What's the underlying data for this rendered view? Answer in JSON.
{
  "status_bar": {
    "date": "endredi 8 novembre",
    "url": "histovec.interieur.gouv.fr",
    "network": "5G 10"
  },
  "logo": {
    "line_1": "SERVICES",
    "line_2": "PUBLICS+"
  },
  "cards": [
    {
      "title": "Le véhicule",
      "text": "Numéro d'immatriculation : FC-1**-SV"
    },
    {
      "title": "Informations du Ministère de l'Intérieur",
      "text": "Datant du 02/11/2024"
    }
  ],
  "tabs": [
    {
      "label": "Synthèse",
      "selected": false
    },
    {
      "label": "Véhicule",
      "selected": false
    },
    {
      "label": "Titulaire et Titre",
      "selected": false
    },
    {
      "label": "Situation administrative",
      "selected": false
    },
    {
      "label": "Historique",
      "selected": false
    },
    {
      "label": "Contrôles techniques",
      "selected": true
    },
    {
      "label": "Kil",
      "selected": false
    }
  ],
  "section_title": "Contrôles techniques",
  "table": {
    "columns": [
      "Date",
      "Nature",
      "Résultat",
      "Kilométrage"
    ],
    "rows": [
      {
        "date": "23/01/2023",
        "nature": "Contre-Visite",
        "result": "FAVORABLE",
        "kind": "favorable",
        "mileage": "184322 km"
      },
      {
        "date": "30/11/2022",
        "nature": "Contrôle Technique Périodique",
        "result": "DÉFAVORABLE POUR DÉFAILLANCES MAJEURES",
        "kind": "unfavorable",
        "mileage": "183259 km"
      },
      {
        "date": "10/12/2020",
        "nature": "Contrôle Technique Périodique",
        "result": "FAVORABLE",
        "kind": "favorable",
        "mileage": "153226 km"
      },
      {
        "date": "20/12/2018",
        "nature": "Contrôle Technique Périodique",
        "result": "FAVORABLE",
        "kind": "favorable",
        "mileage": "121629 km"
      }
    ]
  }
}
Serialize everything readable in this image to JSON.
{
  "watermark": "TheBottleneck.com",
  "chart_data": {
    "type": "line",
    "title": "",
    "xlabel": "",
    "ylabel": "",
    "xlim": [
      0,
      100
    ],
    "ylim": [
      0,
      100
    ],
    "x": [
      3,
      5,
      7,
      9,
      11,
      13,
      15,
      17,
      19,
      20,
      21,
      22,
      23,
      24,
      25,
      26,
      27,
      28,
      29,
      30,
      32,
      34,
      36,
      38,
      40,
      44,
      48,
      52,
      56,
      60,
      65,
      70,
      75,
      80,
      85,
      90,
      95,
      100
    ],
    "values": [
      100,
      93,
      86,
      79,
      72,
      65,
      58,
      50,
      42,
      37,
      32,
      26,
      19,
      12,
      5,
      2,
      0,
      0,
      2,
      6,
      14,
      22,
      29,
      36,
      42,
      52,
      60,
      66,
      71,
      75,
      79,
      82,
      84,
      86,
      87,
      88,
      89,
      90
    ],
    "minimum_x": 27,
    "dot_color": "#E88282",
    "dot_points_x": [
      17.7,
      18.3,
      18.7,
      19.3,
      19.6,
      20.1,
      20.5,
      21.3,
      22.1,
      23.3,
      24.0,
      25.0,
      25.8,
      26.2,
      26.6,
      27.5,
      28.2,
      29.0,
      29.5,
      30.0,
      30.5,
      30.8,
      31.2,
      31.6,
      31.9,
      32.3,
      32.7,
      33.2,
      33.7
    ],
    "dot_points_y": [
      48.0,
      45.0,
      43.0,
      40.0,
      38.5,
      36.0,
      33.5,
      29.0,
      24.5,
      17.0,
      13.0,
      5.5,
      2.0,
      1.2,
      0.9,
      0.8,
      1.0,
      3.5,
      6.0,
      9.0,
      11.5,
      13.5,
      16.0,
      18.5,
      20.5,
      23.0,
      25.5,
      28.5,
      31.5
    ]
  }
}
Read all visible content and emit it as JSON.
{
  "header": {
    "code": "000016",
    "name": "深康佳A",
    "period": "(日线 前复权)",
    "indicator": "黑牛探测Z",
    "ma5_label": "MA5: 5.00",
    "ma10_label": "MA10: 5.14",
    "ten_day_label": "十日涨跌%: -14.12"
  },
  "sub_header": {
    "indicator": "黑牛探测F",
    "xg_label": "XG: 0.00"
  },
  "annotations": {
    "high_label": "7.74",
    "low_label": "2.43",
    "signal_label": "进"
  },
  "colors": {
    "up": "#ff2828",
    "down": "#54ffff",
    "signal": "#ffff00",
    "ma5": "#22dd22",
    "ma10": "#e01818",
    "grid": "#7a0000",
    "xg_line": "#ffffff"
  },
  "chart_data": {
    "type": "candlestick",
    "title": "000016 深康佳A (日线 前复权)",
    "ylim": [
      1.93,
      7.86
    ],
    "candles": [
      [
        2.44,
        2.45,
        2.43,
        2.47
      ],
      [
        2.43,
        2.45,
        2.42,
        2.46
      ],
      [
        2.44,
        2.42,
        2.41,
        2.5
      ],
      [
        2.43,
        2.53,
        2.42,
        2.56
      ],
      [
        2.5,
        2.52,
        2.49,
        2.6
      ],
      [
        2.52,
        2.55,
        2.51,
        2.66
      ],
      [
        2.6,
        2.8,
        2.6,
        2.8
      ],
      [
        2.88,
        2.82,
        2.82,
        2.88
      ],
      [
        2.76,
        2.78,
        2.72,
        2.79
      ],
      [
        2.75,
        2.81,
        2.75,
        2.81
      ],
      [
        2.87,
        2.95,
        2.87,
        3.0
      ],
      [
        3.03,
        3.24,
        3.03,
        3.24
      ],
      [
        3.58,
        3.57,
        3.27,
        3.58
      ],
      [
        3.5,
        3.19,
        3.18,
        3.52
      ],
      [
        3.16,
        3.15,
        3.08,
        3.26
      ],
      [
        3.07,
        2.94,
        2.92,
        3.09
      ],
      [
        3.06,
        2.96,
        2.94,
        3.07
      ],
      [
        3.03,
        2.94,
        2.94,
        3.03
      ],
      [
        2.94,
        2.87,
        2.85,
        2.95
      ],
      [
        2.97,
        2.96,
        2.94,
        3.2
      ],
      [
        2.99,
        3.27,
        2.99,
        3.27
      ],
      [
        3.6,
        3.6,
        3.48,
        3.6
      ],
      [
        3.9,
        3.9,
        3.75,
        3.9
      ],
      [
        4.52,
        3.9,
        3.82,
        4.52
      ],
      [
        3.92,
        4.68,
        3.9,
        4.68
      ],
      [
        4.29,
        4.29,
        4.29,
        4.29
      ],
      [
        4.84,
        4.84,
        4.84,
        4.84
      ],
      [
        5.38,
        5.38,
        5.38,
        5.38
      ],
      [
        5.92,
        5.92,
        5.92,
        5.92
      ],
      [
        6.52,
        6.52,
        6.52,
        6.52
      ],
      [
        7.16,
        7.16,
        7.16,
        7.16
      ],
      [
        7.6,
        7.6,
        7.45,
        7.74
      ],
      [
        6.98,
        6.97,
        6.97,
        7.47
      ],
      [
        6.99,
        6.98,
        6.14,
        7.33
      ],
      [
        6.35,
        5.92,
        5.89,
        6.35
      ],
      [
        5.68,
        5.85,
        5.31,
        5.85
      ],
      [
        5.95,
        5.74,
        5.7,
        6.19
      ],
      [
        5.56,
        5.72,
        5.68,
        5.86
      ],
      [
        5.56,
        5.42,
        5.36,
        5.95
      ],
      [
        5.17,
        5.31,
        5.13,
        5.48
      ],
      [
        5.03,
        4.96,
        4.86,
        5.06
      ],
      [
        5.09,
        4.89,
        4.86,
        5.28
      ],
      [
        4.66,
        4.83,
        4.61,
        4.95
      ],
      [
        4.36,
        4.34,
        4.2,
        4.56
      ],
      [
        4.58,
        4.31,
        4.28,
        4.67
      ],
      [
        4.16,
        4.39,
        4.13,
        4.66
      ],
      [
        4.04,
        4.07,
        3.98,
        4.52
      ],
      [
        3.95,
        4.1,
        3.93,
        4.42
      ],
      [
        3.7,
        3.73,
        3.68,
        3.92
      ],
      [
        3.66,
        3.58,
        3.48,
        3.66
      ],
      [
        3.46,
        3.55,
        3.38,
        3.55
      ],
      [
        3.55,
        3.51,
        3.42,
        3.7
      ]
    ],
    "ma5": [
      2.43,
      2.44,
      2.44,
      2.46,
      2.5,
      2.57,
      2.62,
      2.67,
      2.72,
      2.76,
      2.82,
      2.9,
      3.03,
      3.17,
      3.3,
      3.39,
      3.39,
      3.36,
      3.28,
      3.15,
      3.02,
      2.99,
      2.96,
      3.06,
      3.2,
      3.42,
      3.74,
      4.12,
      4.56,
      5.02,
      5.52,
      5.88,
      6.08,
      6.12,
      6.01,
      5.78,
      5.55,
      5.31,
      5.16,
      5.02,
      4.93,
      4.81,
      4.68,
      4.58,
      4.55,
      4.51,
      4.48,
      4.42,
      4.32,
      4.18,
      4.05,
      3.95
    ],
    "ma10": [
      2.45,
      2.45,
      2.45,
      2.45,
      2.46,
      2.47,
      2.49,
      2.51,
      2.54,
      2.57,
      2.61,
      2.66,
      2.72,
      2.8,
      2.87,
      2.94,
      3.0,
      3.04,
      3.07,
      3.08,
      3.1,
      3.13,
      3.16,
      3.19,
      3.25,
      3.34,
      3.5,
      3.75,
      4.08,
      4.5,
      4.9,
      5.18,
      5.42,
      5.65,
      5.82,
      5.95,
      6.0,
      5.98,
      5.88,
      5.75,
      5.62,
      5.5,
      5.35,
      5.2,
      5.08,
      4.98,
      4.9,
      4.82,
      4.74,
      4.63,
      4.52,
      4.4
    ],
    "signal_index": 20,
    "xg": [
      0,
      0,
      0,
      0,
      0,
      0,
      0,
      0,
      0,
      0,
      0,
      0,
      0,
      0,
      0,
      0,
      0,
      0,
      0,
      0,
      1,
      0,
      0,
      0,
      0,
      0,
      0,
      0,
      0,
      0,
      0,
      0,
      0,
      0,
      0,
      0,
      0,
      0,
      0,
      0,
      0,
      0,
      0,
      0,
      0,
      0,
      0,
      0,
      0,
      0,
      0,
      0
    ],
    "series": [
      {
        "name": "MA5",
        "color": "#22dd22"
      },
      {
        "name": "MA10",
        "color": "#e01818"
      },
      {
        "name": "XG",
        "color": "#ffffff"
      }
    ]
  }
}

What to do: Scan the material above for the string "mileage" and report each line where you find it.

Output of the exercise:
        "mileage": "184322 km"
        "mileage": "183259 km"
        "mileage": "153226 km"
        "mileage": "121629 km"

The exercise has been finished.